§ Exercise prompt
Extract each line containing the string "value".

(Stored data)
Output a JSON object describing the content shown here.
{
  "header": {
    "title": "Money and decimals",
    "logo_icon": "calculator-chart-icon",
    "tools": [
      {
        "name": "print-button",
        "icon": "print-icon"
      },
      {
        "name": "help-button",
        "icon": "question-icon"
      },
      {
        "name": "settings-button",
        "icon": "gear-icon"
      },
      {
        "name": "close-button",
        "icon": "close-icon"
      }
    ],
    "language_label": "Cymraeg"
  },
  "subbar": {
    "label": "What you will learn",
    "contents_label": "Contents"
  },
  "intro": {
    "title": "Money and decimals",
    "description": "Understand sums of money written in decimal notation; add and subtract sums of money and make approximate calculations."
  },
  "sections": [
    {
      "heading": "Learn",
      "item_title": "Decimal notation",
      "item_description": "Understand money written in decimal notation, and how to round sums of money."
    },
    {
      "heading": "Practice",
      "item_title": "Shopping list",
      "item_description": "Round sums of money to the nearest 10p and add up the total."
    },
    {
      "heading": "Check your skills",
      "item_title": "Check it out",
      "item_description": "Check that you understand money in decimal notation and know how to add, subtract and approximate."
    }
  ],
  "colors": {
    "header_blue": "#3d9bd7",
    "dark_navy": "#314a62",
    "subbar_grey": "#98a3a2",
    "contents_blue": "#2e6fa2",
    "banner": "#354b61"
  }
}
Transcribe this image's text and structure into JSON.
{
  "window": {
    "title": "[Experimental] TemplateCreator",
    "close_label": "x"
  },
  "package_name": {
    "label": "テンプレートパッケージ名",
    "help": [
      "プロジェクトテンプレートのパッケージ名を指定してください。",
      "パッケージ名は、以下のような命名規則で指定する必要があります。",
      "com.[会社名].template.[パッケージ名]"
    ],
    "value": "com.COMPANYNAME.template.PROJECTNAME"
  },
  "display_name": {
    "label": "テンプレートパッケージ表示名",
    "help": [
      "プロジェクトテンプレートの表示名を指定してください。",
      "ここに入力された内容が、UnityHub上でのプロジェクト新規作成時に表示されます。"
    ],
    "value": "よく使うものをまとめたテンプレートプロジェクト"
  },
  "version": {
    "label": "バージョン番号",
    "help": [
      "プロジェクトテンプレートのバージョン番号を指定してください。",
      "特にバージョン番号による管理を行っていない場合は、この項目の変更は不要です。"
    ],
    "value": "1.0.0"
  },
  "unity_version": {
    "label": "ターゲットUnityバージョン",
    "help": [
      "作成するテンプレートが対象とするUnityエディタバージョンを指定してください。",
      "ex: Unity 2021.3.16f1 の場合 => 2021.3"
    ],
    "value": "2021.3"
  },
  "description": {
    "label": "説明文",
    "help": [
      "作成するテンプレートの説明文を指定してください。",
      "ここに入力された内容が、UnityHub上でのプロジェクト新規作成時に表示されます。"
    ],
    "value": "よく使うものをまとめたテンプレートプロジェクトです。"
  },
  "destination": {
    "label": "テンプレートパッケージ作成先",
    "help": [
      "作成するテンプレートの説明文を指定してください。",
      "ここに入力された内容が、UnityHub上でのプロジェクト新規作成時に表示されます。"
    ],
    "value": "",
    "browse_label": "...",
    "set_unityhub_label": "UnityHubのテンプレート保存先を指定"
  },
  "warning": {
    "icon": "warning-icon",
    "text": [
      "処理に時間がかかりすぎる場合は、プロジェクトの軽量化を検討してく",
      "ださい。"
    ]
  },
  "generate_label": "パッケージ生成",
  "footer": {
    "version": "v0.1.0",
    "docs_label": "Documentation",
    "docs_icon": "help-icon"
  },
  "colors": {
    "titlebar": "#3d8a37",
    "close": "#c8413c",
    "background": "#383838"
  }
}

§ The solution
    "value": "com.COMPANYNAME.template.PROJECTNAME"
    "value": "よく使うものをまとめたテンプレートプロジェクト"
    "value": "1.0.0"
    "value": "2021.3"
    "value": "よく使うものをまとめたテンプレートプロジェクトです。"
    "value": "",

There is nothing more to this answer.